* begin PROVIDED ENTRIES *
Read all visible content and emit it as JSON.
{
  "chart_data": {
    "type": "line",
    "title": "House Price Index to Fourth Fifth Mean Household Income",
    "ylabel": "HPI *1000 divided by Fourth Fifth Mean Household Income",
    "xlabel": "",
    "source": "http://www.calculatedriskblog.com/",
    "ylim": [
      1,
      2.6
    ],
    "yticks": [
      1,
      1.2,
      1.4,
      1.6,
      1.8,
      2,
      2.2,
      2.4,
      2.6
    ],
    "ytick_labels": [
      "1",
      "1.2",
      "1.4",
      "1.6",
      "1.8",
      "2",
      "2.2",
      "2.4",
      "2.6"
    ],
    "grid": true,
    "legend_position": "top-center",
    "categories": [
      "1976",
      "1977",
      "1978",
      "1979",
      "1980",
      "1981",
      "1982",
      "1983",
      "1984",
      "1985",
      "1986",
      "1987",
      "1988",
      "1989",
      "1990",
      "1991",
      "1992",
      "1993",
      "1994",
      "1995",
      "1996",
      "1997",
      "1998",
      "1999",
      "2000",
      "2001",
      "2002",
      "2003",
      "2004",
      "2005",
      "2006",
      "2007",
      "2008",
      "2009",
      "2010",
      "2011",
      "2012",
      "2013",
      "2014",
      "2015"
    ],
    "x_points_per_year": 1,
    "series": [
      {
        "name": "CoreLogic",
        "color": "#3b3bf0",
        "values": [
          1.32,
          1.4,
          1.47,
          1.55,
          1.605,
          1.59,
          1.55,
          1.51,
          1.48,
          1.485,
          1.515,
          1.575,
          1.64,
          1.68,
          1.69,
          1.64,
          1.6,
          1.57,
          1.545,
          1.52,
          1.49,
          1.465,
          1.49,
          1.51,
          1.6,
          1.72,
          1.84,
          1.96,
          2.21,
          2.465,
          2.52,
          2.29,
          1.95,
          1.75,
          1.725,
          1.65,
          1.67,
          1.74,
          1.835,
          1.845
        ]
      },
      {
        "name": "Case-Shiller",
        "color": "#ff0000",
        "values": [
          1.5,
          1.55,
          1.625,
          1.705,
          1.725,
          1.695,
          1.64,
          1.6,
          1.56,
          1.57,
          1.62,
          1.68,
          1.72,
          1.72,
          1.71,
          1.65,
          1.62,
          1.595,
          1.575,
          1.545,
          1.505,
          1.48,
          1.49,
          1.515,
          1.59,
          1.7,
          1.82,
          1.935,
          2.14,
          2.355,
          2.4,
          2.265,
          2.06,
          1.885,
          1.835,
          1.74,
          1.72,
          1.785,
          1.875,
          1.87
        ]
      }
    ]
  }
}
* end PROVIDED ENTRIES *
YOUR INSTRUCTIONS: Reproduce the complete data exactly as presented above.

RESPONSE TO THIS EXERCISE:
Read all visible content and emit it as JSON.
{
  "chart_data": {
    "type": "line",
    "title": "House Price Index to Fourth Fifth Mean Household Income",
    "ylabel": "HPI *1000 divided by Fourth Fifth Mean Household Income",
    "xlabel": "",
    "source": "http://www.calculatedriskblog.com/",
    "ylim": [
      1,
      2.6
    ],
    "yticks": [
      1,
      1.2,
      1.4,
      1.6,
      1.8,
      2,
      2.2,
      2.4,
      2.6
    ],
    "ytick_labels": [
      "1",
      "1.2",
      "1.4",
      "1.6",
      "1.8",
      "2",
      "2.2",
      "2.4",
      "2.6"
    ],
    "grid": true,
    "legend_position": "top-center",
    "categories": [
      "1976",
      "1977",
      "1978",
      "1979",
      "1980",
      "1981",
      "1982",
      "1983",
      "1984",
      "1985",
      "1986",
      "1987",
      "1988",
      "1989",
      "1990",
      "1991",
      "1992",
      "1993",
      "1994",
      "1995",
      "1996",
      "1997",
      "1998",
      "1999",
      "2000",
      "2001",
      "2002",
      "2003",
      "2004",
      "2005",
      "2006",
      "2007",
      "2008",
      "2009",
      "2010",
      "2011",
      "2012",
      "2013",
      "2014",
      "2015"
    ],
    "x_points_per_year": 1,
    "series": [
      {
        "name": "CoreLogic",
        "color": "#3b3bf0",
        "values": [
          1.32,
          1.4,
          1.47,
          1.55,
          1.605,
          1.59,
          1.55,
          1.51,
          1.48,
          1.485,
          1.515,
          1.575,
          1.64,
          1.68,
          1.69,
          1.64,
          1.6,
          1.57,
          1.545,
          1.52,
          1.49,
          1.465,
          1.49,
          1.51,
          1.6,
          1.72,
          1.84,
          1.96,
          2.21,
          2.465,
          2.52,
          2.29,
          1.95,
          1.75,
          1.725,
          1.65,
          1.67,
          1.74,
          1.835,
          1.845
        ]
      },
      {
        "name": "Case-Shiller",
        "color": "#ff0000",
        "values": [
          1.5,
          1.55,
          1.625,
          1.705,
          1.725,
          1.695,
          1.64,
          1.6,
          1.56,
          1.57,
          1.62,
          1.68,
          1.72,
          1.72,
          1.71,
          1.65,
          1.62,
          1.595,
          1.575,
          1.545,
          1.505,
          1.48,
          1.49,
          1.515,
          1.59,
          1.7,
          1.82,
          1.935,
          2.14,
          2.355,
          2.4,
          2.265,
          2.06,
          1.885,
          1.835,
          1.74,
          1.72,
          1.785,
          1.875,
          1.87
        ]
      }
    ]
  }
}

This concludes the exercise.